Set task:
All lines below must be repeated exactly, with the pictures omitted.

Data:
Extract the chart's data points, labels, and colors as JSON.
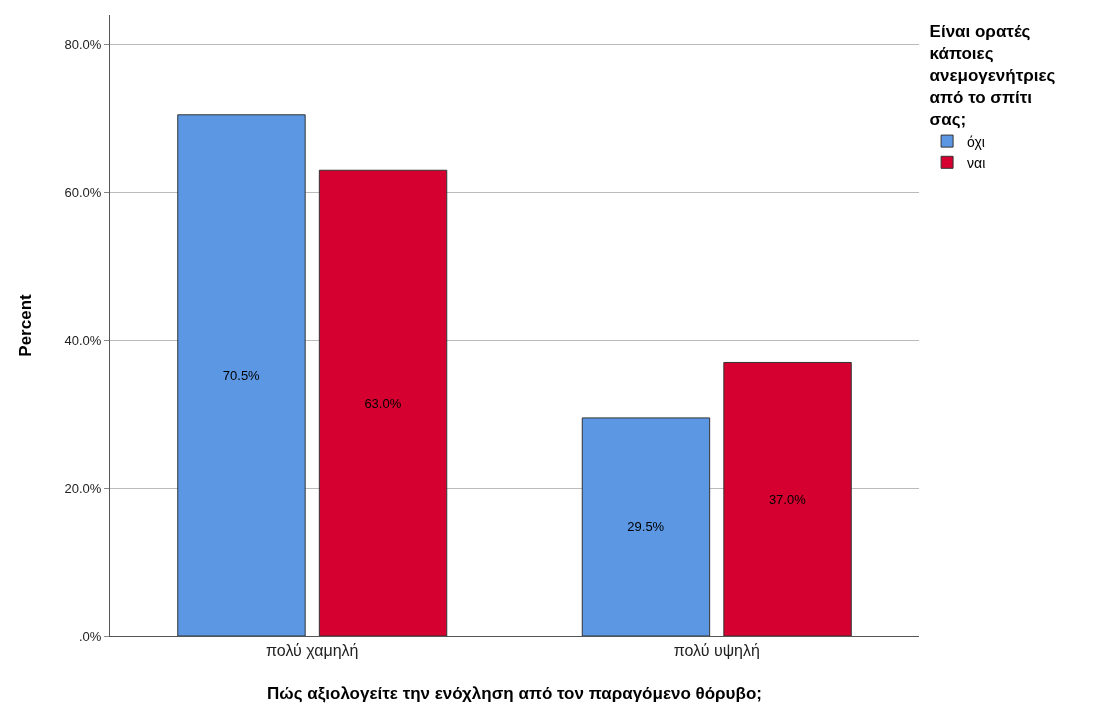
{
  "chart_data": {
    "type": "bar",
    "xlabel": "Πώς αξιολογείτε την ενόχληση από τον παραγόμενο θόρυβο;",
    "ylabel": "Percent",
    "legend_title": "Είναι ορατές κάποιες ανεμογενήτριες από το σπίτι σας;",
    "categories": [
      "πολύ χαμηλή",
      "πολύ υψηλή"
    ],
    "series": [
      {
        "name": "όχι",
        "color": "#5b97e3",
        "values": [
          70.5,
          29.5
        ],
        "value_labels": [
          "70.5%",
          "29.5%"
        ]
      },
      {
        "name": "ναι",
        "color": "#d5002f",
        "values": [
          63.0,
          37.0
        ],
        "value_labels": [
          "63.0%",
          "37.0%"
        ]
      }
    ],
    "ylim": [
      0,
      84
    ],
    "yticks": [
      {
        "value": 0,
        "label": ".0%"
      },
      {
        "value": 20,
        "label": "20.0%"
      },
      {
        "value": 40,
        "label": "40.0%"
      },
      {
        "value": 60,
        "label": "60.0%"
      },
      {
        "value": 80,
        "label": "80.0%"
      }
    ],
    "grid": "y",
    "legend": "top right"
  }
}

Solution for this task:
Extract the chart's data points, labels, and colors as JSON.
{
  "chart_data": {
    "type": "bar",
    "xlabel": "Πώς αξιολογείτε την ενόχληση από τον παραγόμενο θόρυβο;",
    "ylabel": "Percent",
    "legend_title": "Είναι ορατές κάποιες ανεμογενήτριες από το σπίτι σας;",
    "categories": [
      "πολύ χαμηλή",
      "πολύ υψηλή"
    ],
    "series": [
      {
        "name": "όχι",
        "color": "#5b97e3",
        "values": [
          70.5,
          29.5
        ],
        "value_labels": [
          "70.5%",
          "29.5%"
        ]
      },
      {
        "name": "ναι",
        "color": "#d5002f",
        "values": [
          63.0,
          37.0
        ],
        "value_labels": [
          "63.0%",
          "37.0%"
        ]
      }
    ],
    "ylim": [
      0,
      84
    ],
    "yticks": [
      {
        "value": 0,
        "label": ".0%"
      },
      {
        "value": 20,
        "label": "20.0%"
      },
      {
        "value": 40,
        "label": "40.0%"
      },
      {
        "value": 60,
        "label": "60.0%"
      },
      {
        "value": 80,
        "label": "80.0%"
      }
    ],
    "grid": "y",
    "legend": "top right"
  }
}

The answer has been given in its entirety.